====== Entries supplied ======
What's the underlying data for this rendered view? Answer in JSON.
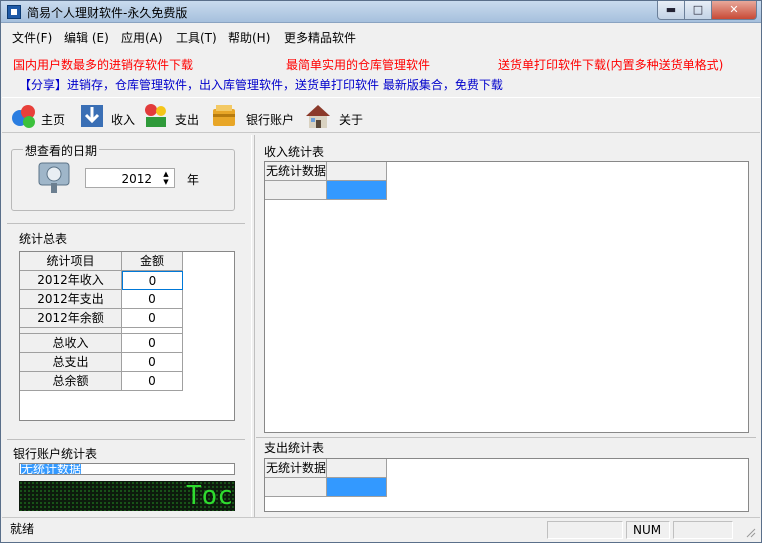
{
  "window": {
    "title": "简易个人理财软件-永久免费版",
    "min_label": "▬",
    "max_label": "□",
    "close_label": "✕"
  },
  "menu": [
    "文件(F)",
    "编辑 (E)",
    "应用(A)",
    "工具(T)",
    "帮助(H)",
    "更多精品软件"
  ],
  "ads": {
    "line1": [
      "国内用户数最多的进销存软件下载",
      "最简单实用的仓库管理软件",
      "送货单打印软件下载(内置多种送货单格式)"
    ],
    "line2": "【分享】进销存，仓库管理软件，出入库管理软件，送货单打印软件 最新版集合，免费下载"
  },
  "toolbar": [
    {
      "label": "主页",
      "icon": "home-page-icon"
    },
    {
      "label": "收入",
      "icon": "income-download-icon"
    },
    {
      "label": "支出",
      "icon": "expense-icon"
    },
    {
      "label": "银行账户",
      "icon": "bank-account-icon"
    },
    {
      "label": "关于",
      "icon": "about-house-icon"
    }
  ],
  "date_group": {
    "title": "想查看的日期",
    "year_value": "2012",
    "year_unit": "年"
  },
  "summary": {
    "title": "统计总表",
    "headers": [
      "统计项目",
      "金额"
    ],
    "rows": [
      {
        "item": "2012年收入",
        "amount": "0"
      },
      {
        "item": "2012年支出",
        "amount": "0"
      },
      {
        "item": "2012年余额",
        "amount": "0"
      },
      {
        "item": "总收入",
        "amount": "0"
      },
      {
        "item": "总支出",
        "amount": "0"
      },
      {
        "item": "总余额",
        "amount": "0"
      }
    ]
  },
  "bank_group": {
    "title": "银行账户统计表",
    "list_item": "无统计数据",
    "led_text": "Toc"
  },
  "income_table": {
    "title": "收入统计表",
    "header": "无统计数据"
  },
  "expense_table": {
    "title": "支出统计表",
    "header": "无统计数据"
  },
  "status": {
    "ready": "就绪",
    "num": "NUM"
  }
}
======
====== Entries supplied ======
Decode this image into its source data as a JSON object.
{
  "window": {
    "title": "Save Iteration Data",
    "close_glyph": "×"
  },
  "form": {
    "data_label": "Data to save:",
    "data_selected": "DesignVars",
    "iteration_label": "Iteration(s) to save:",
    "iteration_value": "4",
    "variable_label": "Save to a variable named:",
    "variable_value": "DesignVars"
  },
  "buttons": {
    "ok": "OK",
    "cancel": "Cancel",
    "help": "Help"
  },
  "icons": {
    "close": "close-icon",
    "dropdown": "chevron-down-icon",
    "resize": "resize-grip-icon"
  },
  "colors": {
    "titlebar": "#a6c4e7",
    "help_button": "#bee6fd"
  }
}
======
*Written task*
Go through the material and copy out every line with "this" in it.

*Full answer*
What's the underlying data for this rendered view? Answer in JSON.
Decode this image into its source data as a JSON object.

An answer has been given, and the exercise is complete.